Do this -
Write out all of the data without omission, exactly as shown.

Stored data
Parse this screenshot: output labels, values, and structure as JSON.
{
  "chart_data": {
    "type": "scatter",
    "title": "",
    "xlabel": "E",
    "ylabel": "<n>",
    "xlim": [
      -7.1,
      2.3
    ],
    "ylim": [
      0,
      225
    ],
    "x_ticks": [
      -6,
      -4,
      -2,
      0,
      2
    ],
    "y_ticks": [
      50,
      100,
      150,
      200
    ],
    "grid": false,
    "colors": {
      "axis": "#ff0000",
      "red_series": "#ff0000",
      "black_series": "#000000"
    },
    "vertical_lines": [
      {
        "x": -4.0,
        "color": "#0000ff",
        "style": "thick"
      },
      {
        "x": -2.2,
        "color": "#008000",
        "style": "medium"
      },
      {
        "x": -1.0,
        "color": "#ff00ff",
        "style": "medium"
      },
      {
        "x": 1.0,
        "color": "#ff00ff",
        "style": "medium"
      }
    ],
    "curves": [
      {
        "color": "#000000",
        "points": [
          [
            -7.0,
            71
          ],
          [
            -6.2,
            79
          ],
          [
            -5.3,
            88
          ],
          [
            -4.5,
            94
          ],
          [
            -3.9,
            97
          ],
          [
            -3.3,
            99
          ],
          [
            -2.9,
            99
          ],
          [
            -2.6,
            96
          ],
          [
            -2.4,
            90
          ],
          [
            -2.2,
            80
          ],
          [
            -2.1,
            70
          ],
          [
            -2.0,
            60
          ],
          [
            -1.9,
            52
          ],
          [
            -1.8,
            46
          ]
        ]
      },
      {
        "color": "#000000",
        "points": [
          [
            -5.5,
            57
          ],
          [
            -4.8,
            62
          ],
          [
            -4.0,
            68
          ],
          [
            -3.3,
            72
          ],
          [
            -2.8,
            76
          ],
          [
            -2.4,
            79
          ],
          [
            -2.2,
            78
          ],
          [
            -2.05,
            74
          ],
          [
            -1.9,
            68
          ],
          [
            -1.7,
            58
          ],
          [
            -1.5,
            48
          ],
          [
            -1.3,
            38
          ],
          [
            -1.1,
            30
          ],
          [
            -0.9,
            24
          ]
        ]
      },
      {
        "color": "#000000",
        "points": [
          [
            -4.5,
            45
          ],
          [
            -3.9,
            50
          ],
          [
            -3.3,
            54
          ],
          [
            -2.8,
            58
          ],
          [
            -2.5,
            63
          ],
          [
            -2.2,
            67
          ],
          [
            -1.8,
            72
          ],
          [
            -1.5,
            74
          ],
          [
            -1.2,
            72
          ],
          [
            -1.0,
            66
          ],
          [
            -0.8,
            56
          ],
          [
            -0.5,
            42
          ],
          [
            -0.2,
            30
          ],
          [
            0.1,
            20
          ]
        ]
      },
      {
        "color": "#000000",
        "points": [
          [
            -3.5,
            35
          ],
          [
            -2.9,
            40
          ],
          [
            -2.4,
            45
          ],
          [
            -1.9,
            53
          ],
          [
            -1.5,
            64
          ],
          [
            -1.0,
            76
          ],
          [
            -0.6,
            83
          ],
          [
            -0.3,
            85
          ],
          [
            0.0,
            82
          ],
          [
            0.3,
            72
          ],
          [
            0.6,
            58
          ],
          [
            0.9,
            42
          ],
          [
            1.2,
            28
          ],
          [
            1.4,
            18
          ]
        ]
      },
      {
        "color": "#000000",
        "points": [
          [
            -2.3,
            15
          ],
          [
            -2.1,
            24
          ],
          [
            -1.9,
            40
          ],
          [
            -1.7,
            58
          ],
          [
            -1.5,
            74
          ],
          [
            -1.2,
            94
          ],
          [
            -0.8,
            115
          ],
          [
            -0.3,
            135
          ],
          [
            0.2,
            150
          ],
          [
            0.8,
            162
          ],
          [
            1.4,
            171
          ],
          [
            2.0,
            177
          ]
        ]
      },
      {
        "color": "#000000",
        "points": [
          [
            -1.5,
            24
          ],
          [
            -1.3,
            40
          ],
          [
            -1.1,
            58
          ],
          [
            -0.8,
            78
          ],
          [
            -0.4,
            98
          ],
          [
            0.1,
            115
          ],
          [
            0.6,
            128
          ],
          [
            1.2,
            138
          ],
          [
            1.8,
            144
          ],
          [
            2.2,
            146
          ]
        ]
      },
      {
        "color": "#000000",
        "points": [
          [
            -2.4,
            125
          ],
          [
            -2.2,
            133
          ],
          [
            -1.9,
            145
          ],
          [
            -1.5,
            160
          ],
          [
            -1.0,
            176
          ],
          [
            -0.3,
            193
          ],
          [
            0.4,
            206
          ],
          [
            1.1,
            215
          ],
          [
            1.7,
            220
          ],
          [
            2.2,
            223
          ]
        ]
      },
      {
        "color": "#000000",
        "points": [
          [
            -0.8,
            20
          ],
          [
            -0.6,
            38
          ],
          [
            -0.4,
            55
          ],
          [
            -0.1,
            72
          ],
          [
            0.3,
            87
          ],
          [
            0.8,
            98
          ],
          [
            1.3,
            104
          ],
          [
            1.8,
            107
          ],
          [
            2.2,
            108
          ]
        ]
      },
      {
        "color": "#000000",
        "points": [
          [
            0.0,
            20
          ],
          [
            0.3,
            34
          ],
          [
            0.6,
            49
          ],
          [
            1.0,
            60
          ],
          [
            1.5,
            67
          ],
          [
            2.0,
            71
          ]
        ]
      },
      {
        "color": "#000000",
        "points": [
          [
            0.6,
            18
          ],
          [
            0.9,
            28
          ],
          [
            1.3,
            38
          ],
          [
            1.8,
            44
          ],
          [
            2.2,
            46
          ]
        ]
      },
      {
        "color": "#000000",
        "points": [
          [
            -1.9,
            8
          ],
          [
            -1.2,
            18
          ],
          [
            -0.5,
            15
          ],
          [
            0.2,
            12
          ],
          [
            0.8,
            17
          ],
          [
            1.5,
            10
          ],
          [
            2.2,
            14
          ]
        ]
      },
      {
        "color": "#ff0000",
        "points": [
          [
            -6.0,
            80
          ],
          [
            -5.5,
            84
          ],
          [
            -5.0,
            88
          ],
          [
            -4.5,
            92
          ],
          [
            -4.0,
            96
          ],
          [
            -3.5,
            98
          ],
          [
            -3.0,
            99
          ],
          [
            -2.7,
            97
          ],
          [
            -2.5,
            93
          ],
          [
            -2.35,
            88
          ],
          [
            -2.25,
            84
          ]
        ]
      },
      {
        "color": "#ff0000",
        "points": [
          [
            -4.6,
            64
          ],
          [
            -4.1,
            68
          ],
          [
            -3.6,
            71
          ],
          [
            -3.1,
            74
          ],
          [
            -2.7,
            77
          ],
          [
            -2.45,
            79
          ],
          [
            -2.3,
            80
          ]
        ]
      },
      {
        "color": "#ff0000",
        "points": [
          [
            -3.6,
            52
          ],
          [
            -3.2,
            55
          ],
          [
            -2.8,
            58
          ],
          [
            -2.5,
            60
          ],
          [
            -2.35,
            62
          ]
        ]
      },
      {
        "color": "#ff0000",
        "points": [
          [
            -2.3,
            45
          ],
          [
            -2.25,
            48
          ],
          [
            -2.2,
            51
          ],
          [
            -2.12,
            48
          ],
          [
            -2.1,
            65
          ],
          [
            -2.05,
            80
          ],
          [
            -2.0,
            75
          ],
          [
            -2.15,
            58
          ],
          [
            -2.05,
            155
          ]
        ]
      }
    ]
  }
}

Task output -
Parse this screenshot: output labels, values, and structure as JSON.
{
  "chart_data": {
    "type": "scatter",
    "title": "",
    "xlabel": "E",
    "ylabel": "<n>",
    "xlim": [
      -7.1,
      2.3
    ],
    "ylim": [
      0,
      225
    ],
    "x_ticks": [
      -6,
      -4,
      -2,
      0,
      2
    ],
    "y_ticks": [
      50,
      100,
      150,
      200
    ],
    "grid": false,
    "colors": {
      "axis": "#ff0000",
      "red_series": "#ff0000",
      "black_series": "#000000"
    },
    "vertical_lines": [
      {
        "x": -4.0,
        "color": "#0000ff",
        "style": "thick"
      },
      {
        "x": -2.2,
        "color": "#008000",
        "style": "medium"
      },
      {
        "x": -1.0,
        "color": "#ff00ff",
        "style": "medium"
      },
      {
        "x": 1.0,
        "color": "#ff00ff",
        "style": "medium"
      }
    ],
    "curves": [
      {
        "color": "#000000",
        "points": [
          [
            -7.0,
            71
          ],
          [
            -6.2,
            79
          ],
          [
            -5.3,
            88
          ],
          [
            -4.5,
            94
          ],
          [
            -3.9,
            97
          ],
          [
            -3.3,
            99
          ],
          [
            -2.9,
            99
          ],
          [
            -2.6,
            96
          ],
          [
            -2.4,
            90
          ],
          [
            -2.2,
            80
          ],
          [
            -2.1,
            70
          ],
          [
            -2.0,
            60
          ],
          [
            -1.9,
            52
          ],
          [
            -1.8,
            46
          ]
        ]
      },
      {
        "color": "#000000",
        "points": [
          [
            -5.5,
            57
          ],
          [
            -4.8,
            62
          ],
          [
            -4.0,
            68
          ],
          [
            -3.3,
            72
          ],
          [
            -2.8,
            76
          ],
          [
            -2.4,
            79
          ],
          [
            -2.2,
            78
          ],
          [
            -2.05,
            74
          ],
          [
            -1.9,
            68
          ],
          [
            -1.7,
            58
          ],
          [
            -1.5,
            48
          ],
          [
            -1.3,
            38
          ],
          [
            -1.1,
            30
          ],
          [
            -0.9,
            24
          ]
        ]
      },
      {
        "color": "#000000",
        "points": [
          [
            -4.5,
            45
          ],
          [
            -3.9,
            50
          ],
          [
            -3.3,
            54
          ],
          [
            -2.8,
            58
          ],
          [
            -2.5,
            63
          ],
          [
            -2.2,
            67
          ],
          [
            -1.8,
            72
          ],
          [
            -1.5,
            74
          ],
          [
            -1.2,
            72
          ],
          [
            -1.0,
            66
          ],
          [
            -0.8,
            56
          ],
          [
            -0.5,
            42
          ],
          [
            -0.2,
            30
          ],
          [
            0.1,
            20
          ]
        ]
      },
      {
        "color": "#000000",
        "points": [
          [
            -3.5,
            35
          ],
          [
            -2.9,
            40
          ],
          [
            -2.4,
            45
          ],
          [
            -1.9,
            53
          ],
          [
            -1.5,
            64
          ],
          [
            -1.0,
            76
          ],
          [
            -0.6,
            83
          ],
          [
            -0.3,
            85
          ],
          [
            0.0,
            82
          ],
          [
            0.3,
            72
          ],
          [
            0.6,
            58
          ],
          [
            0.9,
            42
          ],
          [
            1.2,
            28
          ],
          [
            1.4,
            18
          ]
        ]
      },
      {
        "color": "#000000",
        "points": [
          [
            -2.3,
            15
          ],
          [
            -2.1,
            24
          ],
          [
            -1.9,
            40
          ],
          [
            -1.7,
            58
          ],
          [
            -1.5,
            74
          ],
          [
            -1.2,
            94
          ],
          [
            -0.8,
            115
          ],
          [
            -0.3,
            135
          ],
          [
            0.2,
            150
          ],
          [
            0.8,
            162
          ],
          [
            1.4,
            171
          ],
          [
            2.0,
            177
          ]
        ]
      },
      {
        "color": "#000000",
        "points": [
          [
            -1.5,
            24
          ],
          [
            -1.3,
            40
          ],
          [
            -1.1,
            58
          ],
          [
            -0.8,
            78
          ],
          [
            -0.4,
            98
          ],
          [
            0.1,
            115
          ],
          [
            0.6,
            128
          ],
          [
            1.2,
            138
          ],
          [
            1.8,
            144
          ],
          [
            2.2,
            146
          ]
        ]
      },
      {
        "color": "#000000",
        "points": [
          [
            -2.4,
            125
          ],
          [
            -2.2,
            133
          ],
          [
            -1.9,
            145
          ],
          [
            -1.5,
            160
          ],
          [
            -1.0,
            176
          ],
          [
            -0.3,
            193
          ],
          [
            0.4,
            206
          ],
          [
            1.1,
            215
          ],
          [
            1.7,
            220
          ],
          [
            2.2,
            223
          ]
        ]
      },
      {
        "color": "#000000",
        "points": [
          [
            -0.8,
            20
          ],
          [
            -0.6,
            38
          ],
          [
            -0.4,
            55
          ],
          [
            -0.1,
            72
          ],
          [
            0.3,
            87
          ],
          [
            0.8,
            98
          ],
          [
            1.3,
            104
          ],
          [
            1.8,
            107
          ],
          [
            2.2,
            108
          ]
        ]
      },
      {
        "color": "#000000",
        "points": [
          [
            0.0,
            20
          ],
          [
            0.3,
            34
          ],
          [
            0.6,
            49
          ],
          [
            1.0,
            60
          ],
          [
            1.5,
            67
          ],
          [
            2.0,
            71
          ]
        ]
      },
      {
        "color": "#000000",
        "points": [
          [
            0.6,
            18
          ],
          [
            0.9,
            28
          ],
          [
            1.3,
            38
          ],
          [
            1.8,
            44
          ],
          [
            2.2,
            46
          ]
        ]
      },
      {
        "color": "#000000",
        "points": [
          [
            -1.9,
            8
          ],
          [
            -1.2,
            18
          ],
          [
            -0.5,
            15
          ],
          [
            0.2,
            12
          ],
          [
            0.8,
            17
          ],
          [
            1.5,
            10
          ],
          [
            2.2,
            14
          ]
        ]
      },
      {
        "color": "#ff0000",
        "points": [
          [
            -6.0,
            80
          ],
          [
            -5.5,
            84
          ],
          [
            -5.0,
            88
          ],
          [
            -4.5,
            92
          ],
          [
            -4.0,
            96
          ],
          [
            -3.5,
            98
          ],
          [
            -3.0,
            99
          ],
          [
            -2.7,
            97
          ],
          [
            -2.5,
            93
          ],
          [
            -2.35,
            88
          ],
          [
            -2.25,
            84
          ]
        ]
      },
      {
        "color": "#ff0000",
        "points": [
          [
            -4.6,
            64
          ],
          [
            -4.1,
            68
          ],
          [
            -3.6,
            71
          ],
          [
            -3.1,
            74
          ],
          [
            -2.7,
            77
          ],
          [
            -2.45,
            79
          ],
          [
            -2.3,
            80
          ]
        ]
      },
      {
        "color": "#ff0000",
        "points": [
          [
            -3.6,
            52
          ],
          [
            -3.2,
            55
          ],
          [
            -2.8,
            58
          ],
          [
            -2.5,
            60
          ],
          [
            -2.35,
            62
          ]
        ]
      },
      {
        "color": "#ff0000",
        "points": [
          [
            -2.3,
            45
          ],
          [
            -2.25,
            48
          ],
          [
            -2.2,
            51
          ],
          [
            -2.12,
            48
          ],
          [
            -2.1,
            65
          ],
          [
            -2.05,
            80
          ],
          [
            -2.0,
            75
          ],
          [
            -2.15,
            58
          ],
          [
            -2.05,
            155
          ]
        ]
      }
    ]
  }
}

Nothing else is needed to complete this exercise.